(Records about charts and figures)
- - - - - - -

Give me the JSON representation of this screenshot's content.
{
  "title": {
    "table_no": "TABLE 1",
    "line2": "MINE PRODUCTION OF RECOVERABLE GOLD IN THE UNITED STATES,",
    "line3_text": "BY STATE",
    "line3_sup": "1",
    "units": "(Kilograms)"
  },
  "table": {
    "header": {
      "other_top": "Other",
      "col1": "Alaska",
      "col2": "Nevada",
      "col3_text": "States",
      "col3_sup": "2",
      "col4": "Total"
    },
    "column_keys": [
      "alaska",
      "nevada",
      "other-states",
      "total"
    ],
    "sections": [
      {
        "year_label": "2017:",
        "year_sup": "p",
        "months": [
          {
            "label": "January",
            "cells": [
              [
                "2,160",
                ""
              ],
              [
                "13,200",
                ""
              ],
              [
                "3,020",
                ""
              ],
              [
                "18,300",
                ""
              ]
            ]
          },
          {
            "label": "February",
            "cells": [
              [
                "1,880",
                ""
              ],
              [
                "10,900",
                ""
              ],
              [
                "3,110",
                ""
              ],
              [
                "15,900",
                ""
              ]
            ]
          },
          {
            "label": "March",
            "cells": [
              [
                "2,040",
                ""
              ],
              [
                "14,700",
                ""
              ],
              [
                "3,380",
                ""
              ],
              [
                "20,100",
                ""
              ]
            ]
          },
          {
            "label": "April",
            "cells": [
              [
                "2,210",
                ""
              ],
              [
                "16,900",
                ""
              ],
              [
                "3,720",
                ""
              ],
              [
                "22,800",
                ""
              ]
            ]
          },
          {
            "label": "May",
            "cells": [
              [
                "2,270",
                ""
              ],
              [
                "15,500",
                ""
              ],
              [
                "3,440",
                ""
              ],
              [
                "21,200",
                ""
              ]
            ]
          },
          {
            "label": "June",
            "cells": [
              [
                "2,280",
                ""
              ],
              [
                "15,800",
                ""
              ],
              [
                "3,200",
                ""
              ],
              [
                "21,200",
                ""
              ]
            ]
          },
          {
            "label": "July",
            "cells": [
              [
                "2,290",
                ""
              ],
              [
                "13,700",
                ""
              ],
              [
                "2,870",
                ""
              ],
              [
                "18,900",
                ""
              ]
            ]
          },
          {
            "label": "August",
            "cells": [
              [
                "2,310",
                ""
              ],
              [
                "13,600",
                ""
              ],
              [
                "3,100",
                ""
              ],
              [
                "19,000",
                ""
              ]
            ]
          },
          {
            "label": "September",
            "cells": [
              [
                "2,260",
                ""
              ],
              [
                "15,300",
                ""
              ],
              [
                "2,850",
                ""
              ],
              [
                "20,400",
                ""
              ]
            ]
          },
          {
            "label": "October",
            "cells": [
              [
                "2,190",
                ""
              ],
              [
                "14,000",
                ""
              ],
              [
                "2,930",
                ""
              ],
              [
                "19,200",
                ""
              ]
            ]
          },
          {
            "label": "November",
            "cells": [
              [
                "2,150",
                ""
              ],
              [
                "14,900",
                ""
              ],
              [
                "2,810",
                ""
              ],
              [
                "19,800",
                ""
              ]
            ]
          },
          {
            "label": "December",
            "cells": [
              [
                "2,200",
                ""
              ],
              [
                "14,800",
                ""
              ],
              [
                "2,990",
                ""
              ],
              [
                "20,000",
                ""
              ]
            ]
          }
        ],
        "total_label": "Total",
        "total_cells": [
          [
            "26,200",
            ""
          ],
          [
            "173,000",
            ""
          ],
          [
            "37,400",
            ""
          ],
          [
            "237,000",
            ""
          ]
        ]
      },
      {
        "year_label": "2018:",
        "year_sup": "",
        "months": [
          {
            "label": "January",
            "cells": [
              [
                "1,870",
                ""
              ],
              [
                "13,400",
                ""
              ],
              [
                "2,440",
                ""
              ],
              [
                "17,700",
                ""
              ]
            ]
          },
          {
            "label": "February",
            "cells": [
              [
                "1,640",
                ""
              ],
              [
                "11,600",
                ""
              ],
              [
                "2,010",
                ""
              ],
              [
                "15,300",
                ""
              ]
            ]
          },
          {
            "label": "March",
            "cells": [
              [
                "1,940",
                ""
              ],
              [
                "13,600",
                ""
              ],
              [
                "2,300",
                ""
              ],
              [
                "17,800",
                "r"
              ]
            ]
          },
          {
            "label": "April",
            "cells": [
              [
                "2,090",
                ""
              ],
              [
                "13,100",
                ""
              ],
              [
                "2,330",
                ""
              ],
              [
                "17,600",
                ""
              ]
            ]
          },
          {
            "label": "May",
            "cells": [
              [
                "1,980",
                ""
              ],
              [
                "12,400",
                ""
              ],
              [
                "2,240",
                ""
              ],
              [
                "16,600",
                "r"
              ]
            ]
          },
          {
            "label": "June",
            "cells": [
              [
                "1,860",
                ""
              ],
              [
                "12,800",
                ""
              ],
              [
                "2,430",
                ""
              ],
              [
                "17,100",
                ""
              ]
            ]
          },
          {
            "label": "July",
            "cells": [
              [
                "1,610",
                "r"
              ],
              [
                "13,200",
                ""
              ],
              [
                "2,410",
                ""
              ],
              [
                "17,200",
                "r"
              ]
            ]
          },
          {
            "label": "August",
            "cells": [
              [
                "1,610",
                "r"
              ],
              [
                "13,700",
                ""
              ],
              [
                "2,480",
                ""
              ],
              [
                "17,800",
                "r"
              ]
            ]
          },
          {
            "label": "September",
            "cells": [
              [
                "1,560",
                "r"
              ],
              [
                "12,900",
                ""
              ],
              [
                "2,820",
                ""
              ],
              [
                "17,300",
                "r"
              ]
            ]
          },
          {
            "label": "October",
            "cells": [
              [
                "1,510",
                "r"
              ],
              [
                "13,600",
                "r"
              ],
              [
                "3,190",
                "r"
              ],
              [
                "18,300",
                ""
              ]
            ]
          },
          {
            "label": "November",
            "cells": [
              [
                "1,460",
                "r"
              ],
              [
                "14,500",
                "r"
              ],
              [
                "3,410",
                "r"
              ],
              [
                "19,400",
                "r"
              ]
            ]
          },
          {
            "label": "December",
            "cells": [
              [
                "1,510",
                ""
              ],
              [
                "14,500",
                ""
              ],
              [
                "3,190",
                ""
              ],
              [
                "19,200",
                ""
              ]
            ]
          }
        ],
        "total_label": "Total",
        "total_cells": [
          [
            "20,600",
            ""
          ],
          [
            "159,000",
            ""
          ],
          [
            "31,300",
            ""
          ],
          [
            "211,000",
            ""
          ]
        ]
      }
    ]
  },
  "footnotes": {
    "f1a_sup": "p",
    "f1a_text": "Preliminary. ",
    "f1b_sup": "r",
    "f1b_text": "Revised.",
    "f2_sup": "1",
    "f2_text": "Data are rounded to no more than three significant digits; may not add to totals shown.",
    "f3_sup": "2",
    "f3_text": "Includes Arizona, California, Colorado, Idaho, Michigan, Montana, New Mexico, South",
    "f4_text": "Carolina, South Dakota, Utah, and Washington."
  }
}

- - - - - - -

Repeat the preceding lines exactly, please, every one of them.

Give me the JSON representation of this screenshot's content.
{
  "title": {
    "table_no": "TABLE 1",
    "line2": "MINE PRODUCTION OF RECOVERABLE GOLD IN THE UNITED STATES,",
    "line3_text": "BY STATE",
    "line3_sup": "1",
    "units": "(Kilograms)"
  },
  "table": {
    "header": {
      "other_top": "Other",
      "col1": "Alaska",
      "col2": "Nevada",
      "col3_text": "States",
      "col3_sup": "2",
      "col4": "Total"
    },
    "column_keys": [
      "alaska",
      "nevada",
      "other-states",
      "total"
    ],
    "sections": [
      {
        "year_label": "2017:",
        "year_sup": "p",
        "months": [
          {
            "label": "January",
            "cells": [
              [
                "2,160",
                ""
              ],
              [
                "13,200",
                ""
              ],
              [
                "3,020",
                ""
              ],
              [
                "18,300",
                ""
              ]
            ]
          },
          {
            "label": "February",
            "cells": [
              [
                "1,880",
                ""
              ],
              [
                "10,900",
                ""
              ],
              [
                "3,110",
                ""
              ],
              [
                "15,900",
                ""
              ]
            ]
          },
          {
            "label": "March",
            "cells": [
              [
                "2,040",
                ""
              ],
              [
                "14,700",
                ""
              ],
              [
                "3,380",
                ""
              ],
              [
                "20,100",
                ""
              ]
            ]
          },
          {
            "label": "April",
            "cells": [
              [
                "2,210",
                ""
              ],
              [
                "16,900",
                ""
              ],
              [
                "3,720",
                ""
              ],
              [
                "22,800",
                ""
              ]
            ]
          },
          {
            "label": "May",
            "cells": [
              [
                "2,270",
                ""
              ],
              [
                "15,500",
                ""
              ],
              [
                "3,440",
                ""
              ],
              [
                "21,200",
                ""
              ]
            ]
          },
          {
            "label": "June",
            "cells": [
              [
                "2,280",
                ""
              ],
              [
                "15,800",
                ""
              ],
              [
                "3,200",
                ""
              ],
              [
                "21,200",
                ""
              ]
            ]
          },
          {
            "label": "July",
            "cells": [
              [
                "2,290",
                ""
              ],
              [
                "13,700",
                ""
              ],
              [
                "2,870",
                ""
              ],
              [
                "18,900",
                ""
              ]
            ]
          },
          {
            "label": "August",
            "cells": [
              [
                "2,310",
                ""
              ],
              [
                "13,600",
                ""
              ],
              [
                "3,100",
                ""
              ],
              [
                "19,000",
                ""
              ]
            ]
          },
          {
            "label": "September",
            "cells": [
              [
                "2,260",
                ""
              ],
              [
                "15,300",
                ""
              ],
              [
                "2,850",
                ""
              ],
              [
                "20,400",
                ""
              ]
            ]
          },
          {
            "label": "October",
            "cells": [
              [
                "2,190",
                ""
              ],
              [
                "14,000",
                ""
              ],
              [
                "2,930",
                ""
              ],
              [
                "19,200",
                ""
              ]
            ]
          },
          {
            "label": "November",
            "cells": [
              [
                "2,150",
                ""
              ],
              [
                "14,900",
                ""
              ],
              [
                "2,810",
                ""
              ],
              [
                "19,800",
                ""
              ]
            ]
          },
          {
            "label": "December",
            "cells": [
              [
                "2,200",
                ""
              ],
              [
                "14,800",
                ""
              ],
              [
                "2,990",
                ""
              ],
              [
                "20,000",
                ""
              ]
            ]
          }
        ],
        "total_label": "Total",
        "total_cells": [
          [
            "26,200",
            ""
          ],
          [
            "173,000",
            ""
          ],
          [
            "37,400",
            ""
          ],
          [
            "237,000",
            ""
          ]
        ]
      },
      {
        "year_label": "2018:",
        "year_sup": "",
        "months": [
          {
            "label": "January",
            "cells": [
              [
                "1,870",
                ""
              ],
              [
                "13,400",
                ""
              ],
              [
                "2,440",
                ""
              ],
              [
                "17,700",
                ""
              ]
            ]
          },
          {
            "label": "February",
            "cells": [
              [
                "1,640",
                ""
              ],
              [
                "11,600",
                ""
              ],
              [
                "2,010",
                ""
              ],
              [
                "15,300",
                ""
              ]
            ]
          },
          {
            "label": "March",
            "cells": [
              [
                "1,940",
                ""
              ],
              [
                "13,600",
                ""
              ],
              [
                "2,300",
                ""
              ],
              [
                "17,800",
                "r"
              ]
            ]
          },
          {
            "label": "April",
            "cells": [
              [
                "2,090",
                ""
              ],
              [
                "13,100",
                ""
              ],
              [
                "2,330",
                ""
              ],
              [
                "17,600",
                ""
              ]
            ]
          },
          {
            "label": "May",
            "cells": [
              [
                "1,980",
                ""
              ],
              [
                "12,400",
                ""
              ],
              [
                "2,240",
                ""
              ],
              [
                "16,600",
                "r"
              ]
            ]
          },
          {
            "label": "June",
            "cells": [
              [
                "1,860",
                ""
              ],
              [
                "12,800",
                ""
              ],
              [
                "2,430",
                ""
              ],
              [
                "17,100",
                ""
              ]
            ]
          },
          {
            "label": "July",
            "cells": [
              [
                "1,610",
                "r"
              ],
              [
                "13,200",
                ""
              ],
              [
                "2,410",
                ""
              ],
              [
                "17,200",
                "r"
              ]
            ]
          },
          {
            "label": "August",
            "cells": [
              [
                "1,610",
                "r"
              ],
              [
                "13,700",
                ""
              ],
              [
                "2,480",
                ""
              ],
              [
                "17,800",
                "r"
              ]
            ]
          },
          {
            "label": "September",
            "cells": [
              [
                "1,560",
                "r"
              ],
              [
                "12,900",
                ""
              ],
              [
                "2,820",
                ""
              ],
              [
                "17,300",
                "r"
              ]
            ]
          },
          {
            "label": "October",
            "cells": [
              [
                "1,510",
                "r"
              ],
              [
                "13,600",
                "r"
              ],
              [
                "3,190",
                "r"
              ],
              [
                "18,300",
                ""
              ]
            ]
          },
          {
            "label": "November",
            "cells": [
              [
                "1,460",
                "r"
              ],
              [
                "14,500",
                "r"
              ],
              [
                "3,410",
                "r"
              ],
              [
                "19,400",
                "r"
              ]
            ]
          },
          {
            "label": "December",
            "cells": [
              [
                "1,510",
                ""
              ],
              [
                "14,500",
                ""
              ],
              [
                "3,190",
                ""
              ],
              [
                "19,200",
                ""
              ]
            ]
          }
        ],
        "total_label": "Total",
        "total_cells": [
          [
            "20,600",
            ""
          ],
          [
            "159,000",
            ""
          ],
          [
            "31,300",
            ""
          ],
          [
            "211,000",
            ""
          ]
        ]
      }
    ]
  },
  "footnotes": {
    "f1a_sup": "p",
    "f1a_text": "Preliminary. ",
    "f1b_sup": "r",
    "f1b_text": "Revised.",
    "f2_sup": "1",
    "f2_text": "Data are rounded to no more than three significant digits; may not add to totals shown.",
    "f3_sup": "2",
    "f3_text": "Includes Arizona, California, Colorado, Idaho, Michigan, Montana, New Mexico, South",
    "f4_text": "Carolina, South Dakota, Utah, and Washington."
  }
}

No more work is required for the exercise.